[Extracts from a graphics dataset]
________________________

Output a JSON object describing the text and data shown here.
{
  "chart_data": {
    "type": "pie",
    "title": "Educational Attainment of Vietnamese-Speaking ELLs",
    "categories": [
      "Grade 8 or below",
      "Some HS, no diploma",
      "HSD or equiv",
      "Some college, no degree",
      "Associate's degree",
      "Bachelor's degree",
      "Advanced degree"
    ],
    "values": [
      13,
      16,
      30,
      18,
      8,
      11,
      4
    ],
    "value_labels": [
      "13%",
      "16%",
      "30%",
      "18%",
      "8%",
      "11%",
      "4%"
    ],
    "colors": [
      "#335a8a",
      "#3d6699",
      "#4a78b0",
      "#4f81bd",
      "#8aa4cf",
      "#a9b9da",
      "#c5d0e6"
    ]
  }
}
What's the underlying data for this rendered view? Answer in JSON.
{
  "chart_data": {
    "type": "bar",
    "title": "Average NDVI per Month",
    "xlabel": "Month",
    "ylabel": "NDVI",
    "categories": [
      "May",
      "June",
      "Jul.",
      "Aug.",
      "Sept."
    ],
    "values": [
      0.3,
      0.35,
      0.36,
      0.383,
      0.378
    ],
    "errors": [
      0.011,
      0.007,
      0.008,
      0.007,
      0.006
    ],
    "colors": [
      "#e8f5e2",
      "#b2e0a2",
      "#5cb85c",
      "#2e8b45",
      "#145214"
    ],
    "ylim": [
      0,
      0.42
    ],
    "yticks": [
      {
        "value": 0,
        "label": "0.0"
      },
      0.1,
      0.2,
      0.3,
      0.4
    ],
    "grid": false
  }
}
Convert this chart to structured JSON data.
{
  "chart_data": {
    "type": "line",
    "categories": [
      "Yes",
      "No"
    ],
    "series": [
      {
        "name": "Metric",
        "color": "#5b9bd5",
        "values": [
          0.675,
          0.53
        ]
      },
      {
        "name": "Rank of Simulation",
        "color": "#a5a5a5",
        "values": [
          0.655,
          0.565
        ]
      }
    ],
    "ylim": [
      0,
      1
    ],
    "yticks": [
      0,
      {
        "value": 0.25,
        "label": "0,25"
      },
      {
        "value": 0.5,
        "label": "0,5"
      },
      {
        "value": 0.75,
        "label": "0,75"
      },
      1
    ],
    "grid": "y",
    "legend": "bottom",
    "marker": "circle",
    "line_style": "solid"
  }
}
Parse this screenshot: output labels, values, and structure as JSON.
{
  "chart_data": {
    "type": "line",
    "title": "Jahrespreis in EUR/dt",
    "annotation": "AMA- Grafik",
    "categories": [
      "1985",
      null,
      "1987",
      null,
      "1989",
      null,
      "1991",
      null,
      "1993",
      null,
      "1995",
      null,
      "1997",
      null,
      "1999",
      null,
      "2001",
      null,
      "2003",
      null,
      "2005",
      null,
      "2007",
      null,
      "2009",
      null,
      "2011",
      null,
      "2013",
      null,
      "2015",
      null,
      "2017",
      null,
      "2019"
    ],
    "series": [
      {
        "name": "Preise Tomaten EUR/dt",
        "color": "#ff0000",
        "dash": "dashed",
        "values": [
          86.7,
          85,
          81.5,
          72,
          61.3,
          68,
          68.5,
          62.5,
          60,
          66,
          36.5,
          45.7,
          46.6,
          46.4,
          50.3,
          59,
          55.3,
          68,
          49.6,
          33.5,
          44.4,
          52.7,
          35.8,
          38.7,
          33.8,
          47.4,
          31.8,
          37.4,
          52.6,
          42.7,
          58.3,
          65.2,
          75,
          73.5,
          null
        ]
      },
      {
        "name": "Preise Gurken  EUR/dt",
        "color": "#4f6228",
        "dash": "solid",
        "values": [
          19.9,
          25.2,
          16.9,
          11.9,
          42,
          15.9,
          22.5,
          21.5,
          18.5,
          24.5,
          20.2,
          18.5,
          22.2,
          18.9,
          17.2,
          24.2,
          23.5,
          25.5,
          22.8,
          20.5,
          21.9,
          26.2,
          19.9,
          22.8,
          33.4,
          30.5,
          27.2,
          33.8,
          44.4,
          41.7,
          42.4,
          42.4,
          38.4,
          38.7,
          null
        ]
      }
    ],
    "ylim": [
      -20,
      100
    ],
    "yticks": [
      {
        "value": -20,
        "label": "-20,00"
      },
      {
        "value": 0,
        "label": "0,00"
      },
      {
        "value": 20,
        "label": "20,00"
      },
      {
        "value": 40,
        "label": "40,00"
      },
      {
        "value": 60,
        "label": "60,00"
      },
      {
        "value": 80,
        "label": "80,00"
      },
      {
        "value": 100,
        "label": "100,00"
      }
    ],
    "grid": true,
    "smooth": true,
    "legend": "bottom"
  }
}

________________________

• _WHAT THIS TASK INVOLVES_:
Please return the data above exactly as given.

• _OUTPUT BELOW_:
Output a JSON object describing the text and data shown here.
{
  "chart_data": {
    "type": "pie",
    "title": "Educational Attainment of Vietnamese-Speaking ELLs",
    "categories": [
      "Grade 8 or below",
      "Some HS, no diploma",
      "HSD or equiv",
      "Some college, no degree",
      "Associate's degree",
      "Bachelor's degree",
      "Advanced degree"
    ],
    "values": [
      13,
      16,
      30,
      18,
      8,
      11,
      4
    ],
    "value_labels": [
      "13%",
      "16%",
      "30%",
      "18%",
      "8%",
      "11%",
      "4%"
    ],
    "colors": [
      "#335a8a",
      "#3d6699",
      "#4a78b0",
      "#4f81bd",
      "#8aa4cf",
      "#a9b9da",
      "#c5d0e6"
    ]
  }
}
What's the underlying data for this rendered view? Answer in JSON.
{
  "chart_data": {
    "type": "bar",
    "title": "Average NDVI per Month",
    "xlabel": "Month",
    "ylabel": "NDVI",
    "categories": [
      "May",
      "June",
      "Jul.",
      "Aug.",
      "Sept."
    ],
    "values": [
      0.3,
      0.35,
      0.36,
      0.383,
      0.378
    ],
    "errors": [
      0.011,
      0.007,
      0.008,
      0.007,
      0.006
    ],
    "colors": [
      "#e8f5e2",
      "#b2e0a2",
      "#5cb85c",
      "#2e8b45",
      "#145214"
    ],
    "ylim": [
      0,
      0.42
    ],
    "yticks": [
      {
        "value": 0,
        "label": "0.0"
      },
      0.1,
      0.2,
      0.3,
      0.4
    ],
    "grid": false
  }
}
Convert this chart to structured JSON data.
{
  "chart_data": {
    "type": "line",
    "categories": [
      "Yes",
      "No"
    ],
    "series": [
      {
        "name": "Metric",
        "color": "#5b9bd5",
        "values": [
          0.675,
          0.53
        ]
      },
      {
        "name": "Rank of Simulation",
        "color": "#a5a5a5",
        "values": [
          0.655,
          0.565
        ]
      }
    ],
    "ylim": [
      0,
      1
    ],
    "yticks": [
      0,
      {
        "value": 0.25,
        "label": "0,25"
      },
      {
        "value": 0.5,
        "label": "0,5"
      },
      {
        "value": 0.75,
        "label": "0,75"
      },
      1
    ],
    "grid": "y",
    "legend": "bottom",
    "marker": "circle",
    "line_style": "solid"
  }
}
Parse this screenshot: output labels, values, and structure as JSON.
{
  "chart_data": {
    "type": "line",
    "title": "Jahrespreis in EUR/dt",
    "annotation": "AMA- Grafik",
    "categories": [
      "1985",
      null,
      "1987",
      null,
      "1989",
      null,
      "1991",
      null,
      "1993",
      null,
      "1995",
      null,
      "1997",
      null,
      "1999",
      null,
      "2001",
      null,
      "2003",
      null,
      "2005",
      null,
      "2007",
      null,
      "2009",
      null,
      "2011",
      null,
      "2013",
      null,
      "2015",
      null,
      "2017",
      null,
      "2019"
    ],
    "series": [
      {
        "name": "Preise Tomaten EUR/dt",
        "color": "#ff0000",
        "dash": "dashed",
        "values": [
          86.7,
          85,
          81.5,
          72,
          61.3,
          68,
          68.5,
          62.5,
          60,
          66,
          36.5,
          45.7,
          46.6,
          46.4,
          50.3,
          59,
          55.3,
          68,
          49.6,
          33.5,
          44.4,
          52.7,
          35.8,
          38.7,
          33.8,
          47.4,
          31.8,
          37.4,
          52.6,
          42.7,
          58.3,
          65.2,
          75,
          73.5,
          null
        ]
      },
      {
        "name": "Preise Gurken  EUR/dt",
        "color": "#4f6228",
        "dash": "solid",
        "values": [
          19.9,
          25.2,
          16.9,
          11.9,
          42,
          15.9,
          22.5,
          21.5,
          18.5,
          24.5,
          20.2,
          18.5,
          22.2,
          18.9,
          17.2,
          24.2,
          23.5,
          25.5,
          22.8,
          20.5,
          21.9,
          26.2,
          19.9,
          22.8,
          33.4,
          30.5,
          27.2,
          33.8,
          44.4,
          41.7,
          42.4,
          42.4,
          38.4,
          38.7,
          null
        ]
      }
    ],
    "ylim": [
      -20,
      100
    ],
    "yticks": [
      {
        "value": -20,
        "label": "-20,00"
      },
      {
        "value": 0,
        "label": "0,00"
      },
      {
        "value": 20,
        "label": "20,00"
      },
      {
        "value": 40,
        "label": "40,00"
      },
      {
        "value": 60,
        "label": "60,00"
      },
      {
        "value": 80,
        "label": "80,00"
      },
      {
        "value": 100,
        "label": "100,00"
      }
    ],
    "grid": true,
    "smooth": true,
    "legend": "bottom"
  }
}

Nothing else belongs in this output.